*Extract*.
In many important ways, this summer represents a renewal of the Kuhmo Chamber Music. Most significantly, this is the first year that the festival’s new artistic directors, the violinists Minna Pensola and Antti Tikkanen, will present a festival programme that is entirely of their own making. Their fingerprints can be seen in the sheer scope of this year’s programme, the number of guest composers, premiere performances and fascinating musicians. That being said, as always, the classics of the chamber-music repertoire still form the core of the festival programme.

 

The 2023 festival will begin on Sunday 9th July and end on Saturday 22nd July. The programme contains be a total of 60 concerts featuring one hundred performers both from Finland and further afield.

 

The title of the 2023 programme, “Roots and Wings”, is taken from one of last year’s concerts. “The more progress we made in planning this year’s programme, the more strongly we felt the power of these words running through the individual programmes we came up with,” Minna Pensola and Antti Tikkanen explain.

 

Wings carry us up into the air, allowing us to see things from a different perspective, while roots tether the programme to its decades-long traditions. “With foundations such as these, it is exciting to spread our wings, to feel them carry us right from our first tentative attempts at flight. Their wingspan is broad, fostering all kinds of unexpected connections, from the periphery to the centre and back again.” These roots became all the more topical when the city of Kuhmo was named as Finno-Ugric Capital of Culture 2023.

 

A Whole Host of World Premieres

 

Roots and wings come together on 9th July, at the opening concert of this year’s festival. The first work on the programme is Kelly-Marie Murphy’s piano trio, invoking the wings of the legendary Phoenix, after which we delve deep into the roots of tradition as Ilona Korhonen performs a selection of oral poetry (runosong). After this, the festival will progress at the usual pace of four concerts per day. Once the closing, Venice-themed concert on Saturday 22nd is behind us, the festival will have presented 60 main concerts plus a range of student concerts and meet-the-artist events.

*Stated goal 1*.
Copy the entries from their start through the line containing "Where is each", leaving out the pictures.

*Available records*.
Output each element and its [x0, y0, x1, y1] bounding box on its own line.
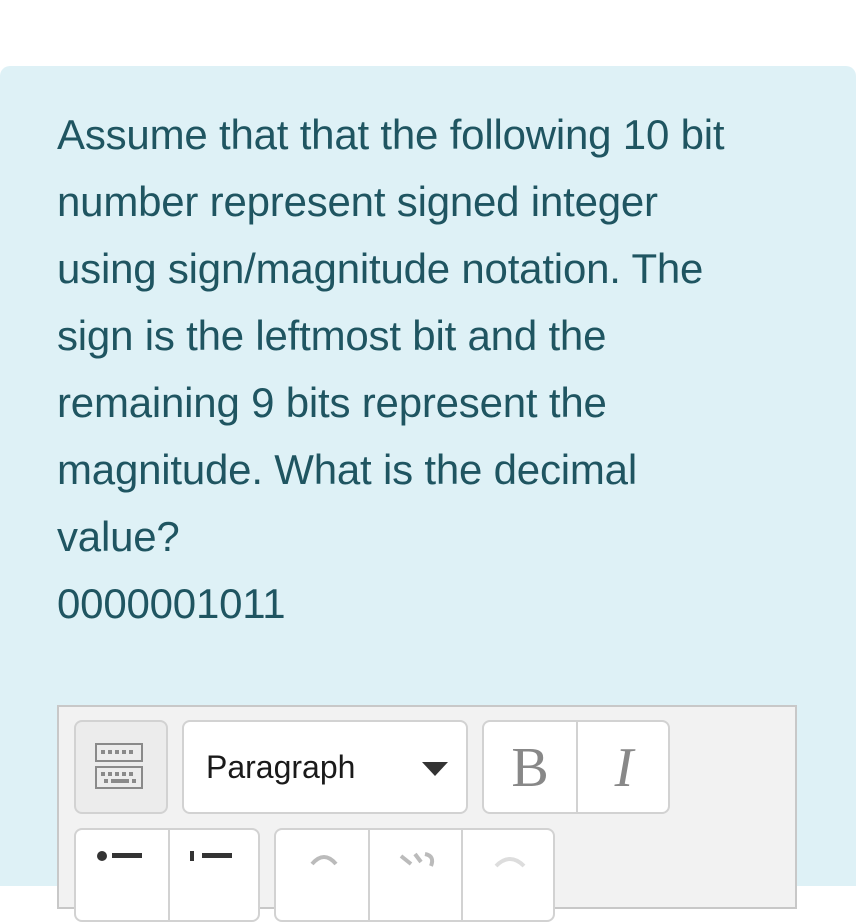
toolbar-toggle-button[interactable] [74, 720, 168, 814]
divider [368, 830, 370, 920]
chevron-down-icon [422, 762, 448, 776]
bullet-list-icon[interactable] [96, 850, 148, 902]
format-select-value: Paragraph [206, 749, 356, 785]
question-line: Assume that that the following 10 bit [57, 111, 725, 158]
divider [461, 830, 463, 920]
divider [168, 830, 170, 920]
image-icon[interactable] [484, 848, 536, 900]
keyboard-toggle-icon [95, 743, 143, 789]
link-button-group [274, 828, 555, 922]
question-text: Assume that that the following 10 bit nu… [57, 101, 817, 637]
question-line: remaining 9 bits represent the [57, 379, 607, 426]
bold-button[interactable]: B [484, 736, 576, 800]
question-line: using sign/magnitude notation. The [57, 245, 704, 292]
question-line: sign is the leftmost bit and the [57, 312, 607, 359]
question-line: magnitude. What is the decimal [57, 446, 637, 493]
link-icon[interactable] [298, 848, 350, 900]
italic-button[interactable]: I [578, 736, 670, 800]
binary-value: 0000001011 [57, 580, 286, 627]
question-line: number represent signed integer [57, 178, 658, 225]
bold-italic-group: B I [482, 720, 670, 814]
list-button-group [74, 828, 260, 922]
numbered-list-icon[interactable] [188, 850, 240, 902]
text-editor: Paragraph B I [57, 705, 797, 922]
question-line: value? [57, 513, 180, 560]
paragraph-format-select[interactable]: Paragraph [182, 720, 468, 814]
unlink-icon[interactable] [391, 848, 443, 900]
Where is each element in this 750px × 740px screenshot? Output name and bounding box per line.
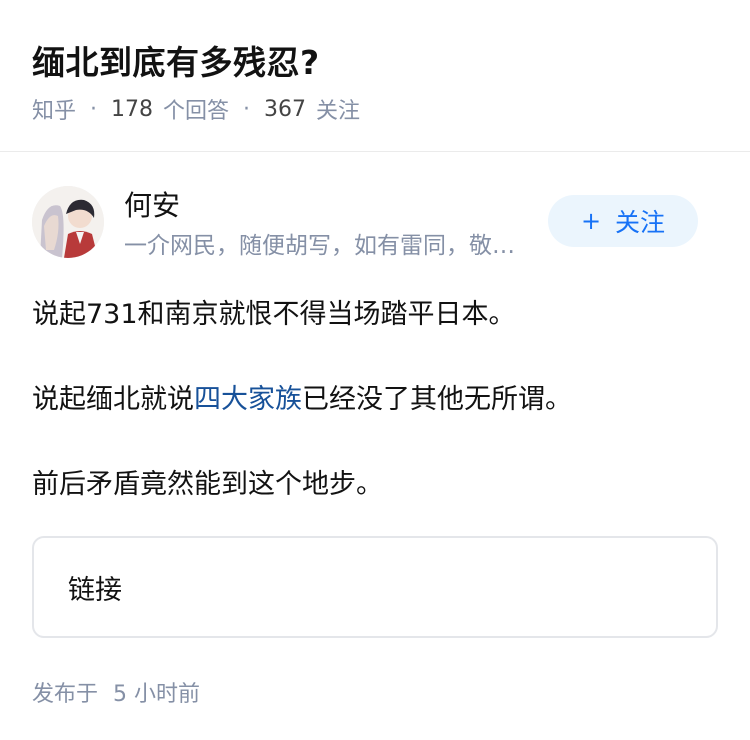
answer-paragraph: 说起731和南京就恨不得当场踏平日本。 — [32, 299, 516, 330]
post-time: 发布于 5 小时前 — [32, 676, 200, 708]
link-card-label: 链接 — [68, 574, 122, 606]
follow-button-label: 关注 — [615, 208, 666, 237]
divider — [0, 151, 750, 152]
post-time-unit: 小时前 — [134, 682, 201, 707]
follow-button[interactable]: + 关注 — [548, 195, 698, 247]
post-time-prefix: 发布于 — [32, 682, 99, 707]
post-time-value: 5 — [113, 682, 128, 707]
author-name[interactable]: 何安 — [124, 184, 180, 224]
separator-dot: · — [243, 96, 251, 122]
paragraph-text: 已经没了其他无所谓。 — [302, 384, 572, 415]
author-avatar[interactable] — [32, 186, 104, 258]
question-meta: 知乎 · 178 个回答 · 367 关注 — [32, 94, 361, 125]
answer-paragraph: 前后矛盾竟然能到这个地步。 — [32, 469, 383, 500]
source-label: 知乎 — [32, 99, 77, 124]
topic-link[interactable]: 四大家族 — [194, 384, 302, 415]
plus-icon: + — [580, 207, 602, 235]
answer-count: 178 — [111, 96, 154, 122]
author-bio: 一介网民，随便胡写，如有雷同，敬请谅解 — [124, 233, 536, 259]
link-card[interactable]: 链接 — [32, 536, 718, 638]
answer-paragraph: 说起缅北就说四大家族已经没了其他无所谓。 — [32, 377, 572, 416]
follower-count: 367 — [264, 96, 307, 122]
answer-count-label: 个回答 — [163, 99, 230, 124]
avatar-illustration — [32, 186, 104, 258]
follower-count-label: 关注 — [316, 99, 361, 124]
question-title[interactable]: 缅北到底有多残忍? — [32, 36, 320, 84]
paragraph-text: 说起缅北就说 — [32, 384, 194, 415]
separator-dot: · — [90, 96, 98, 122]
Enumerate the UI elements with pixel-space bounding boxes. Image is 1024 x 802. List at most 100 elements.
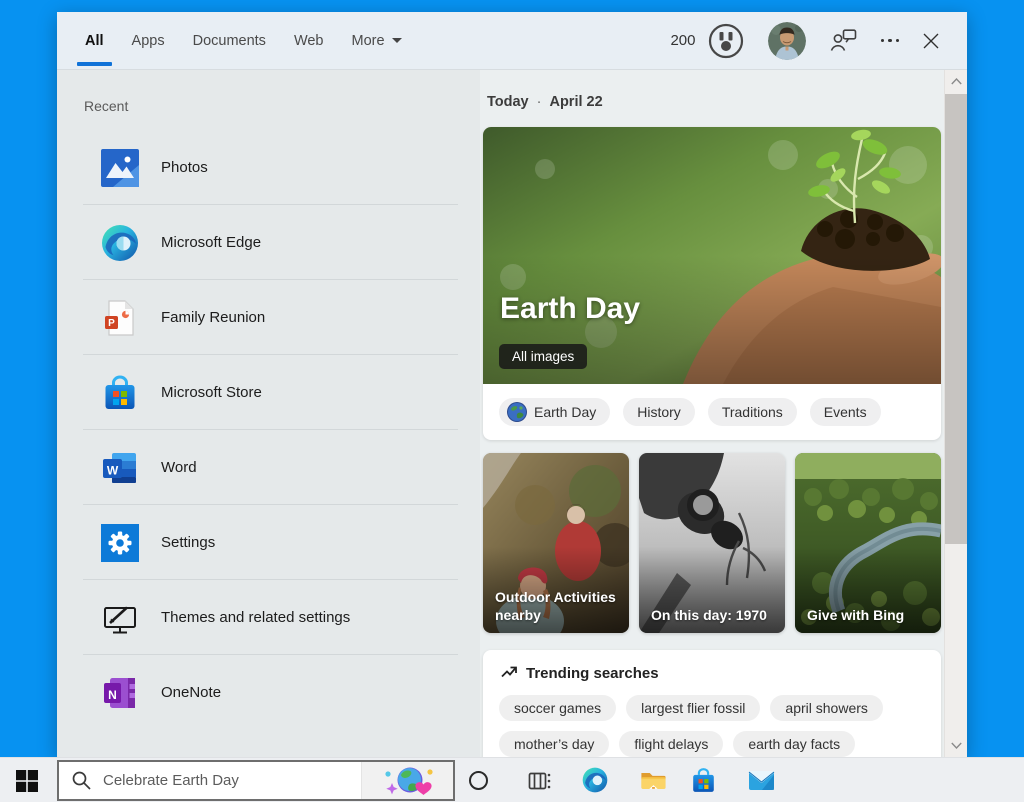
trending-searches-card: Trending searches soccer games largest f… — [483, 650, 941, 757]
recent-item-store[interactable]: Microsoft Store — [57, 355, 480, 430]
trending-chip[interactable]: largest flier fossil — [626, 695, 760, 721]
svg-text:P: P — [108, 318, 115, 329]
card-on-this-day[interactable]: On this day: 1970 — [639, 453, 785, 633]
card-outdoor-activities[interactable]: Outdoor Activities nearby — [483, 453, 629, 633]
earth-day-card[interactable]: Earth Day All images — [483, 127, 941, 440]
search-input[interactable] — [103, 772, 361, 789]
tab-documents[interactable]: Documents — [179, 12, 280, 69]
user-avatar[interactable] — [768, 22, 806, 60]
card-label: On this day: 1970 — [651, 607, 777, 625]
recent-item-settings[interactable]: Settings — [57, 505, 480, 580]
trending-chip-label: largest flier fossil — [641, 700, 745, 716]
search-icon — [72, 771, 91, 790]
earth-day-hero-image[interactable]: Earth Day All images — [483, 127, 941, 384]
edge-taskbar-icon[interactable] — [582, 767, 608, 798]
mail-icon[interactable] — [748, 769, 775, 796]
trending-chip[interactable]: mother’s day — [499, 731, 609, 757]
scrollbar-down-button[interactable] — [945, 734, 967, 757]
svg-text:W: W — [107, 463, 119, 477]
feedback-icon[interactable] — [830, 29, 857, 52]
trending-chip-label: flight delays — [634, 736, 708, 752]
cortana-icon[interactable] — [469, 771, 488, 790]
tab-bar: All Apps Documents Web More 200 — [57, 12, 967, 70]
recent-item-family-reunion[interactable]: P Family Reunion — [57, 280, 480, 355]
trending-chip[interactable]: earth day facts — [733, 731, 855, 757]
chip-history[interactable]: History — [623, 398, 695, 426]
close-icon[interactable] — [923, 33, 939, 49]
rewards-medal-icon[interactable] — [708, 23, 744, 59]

*Stated goal 2*.
According to the Kuhmo festival text, which city was named Finno-Ugric Capital of Culture 2023?

*Problem solution 1*.
Output each element and its [x0, y0, x1, y1] bounding box on its own line.
toolbar-toggle-button[interactable] [74, 720, 168, 814]
divider [368, 830, 370, 920]
chevron-down-icon [422, 762, 448, 776]
bullet-list-icon[interactable] [96, 850, 148, 902]
format-select-value: Paragraph [206, 749, 356, 785]
question-line: Assume that that the following 10 bit [57, 111, 725, 158]
divider [461, 830, 463, 920]
divider [168, 830, 170, 920]
image-icon[interactable] [484, 848, 536, 900]
keyboard-toggle-icon [95, 743, 143, 789]
link-button-group [274, 828, 555, 922]
question-text: Assume that that the following 10 bit nu… [57, 101, 817, 637]
question-line: remaining 9 bits represent the [57, 379, 607, 426]
bold-button[interactable]: B [484, 736, 576, 800]
question-line: using sign/magnitude notation. The [57, 245, 704, 292]
question-line: sign is the leftmost bit and the [57, 312, 607, 359]
question-line: magnitude. What is the decimal [57, 446, 637, 493]
link-icon[interactable] [298, 848, 350, 900]
italic-button[interactable]: I [578, 736, 670, 800]
binary-value: 0000001011 [57, 580, 286, 627]
question-line: number represent signed integer [57, 178, 658, 225]
bold-italic-group: B I [482, 720, 670, 814]
list-button-group [74, 828, 260, 922]
numbered-list-icon[interactable] [188, 850, 240, 902]
text-editor: Paragraph B I [57, 705, 797, 922]
question-line: value? [57, 513, 180, 560]
paragraph-format-select[interactable]: Paragraph [182, 720, 468, 814]
unlink-icon[interactable] [391, 848, 443, 900]
Where is each element in this 750px × 740px screenshot? Output name and bounding box per line.

*Problem solution 2*.
Kuhmo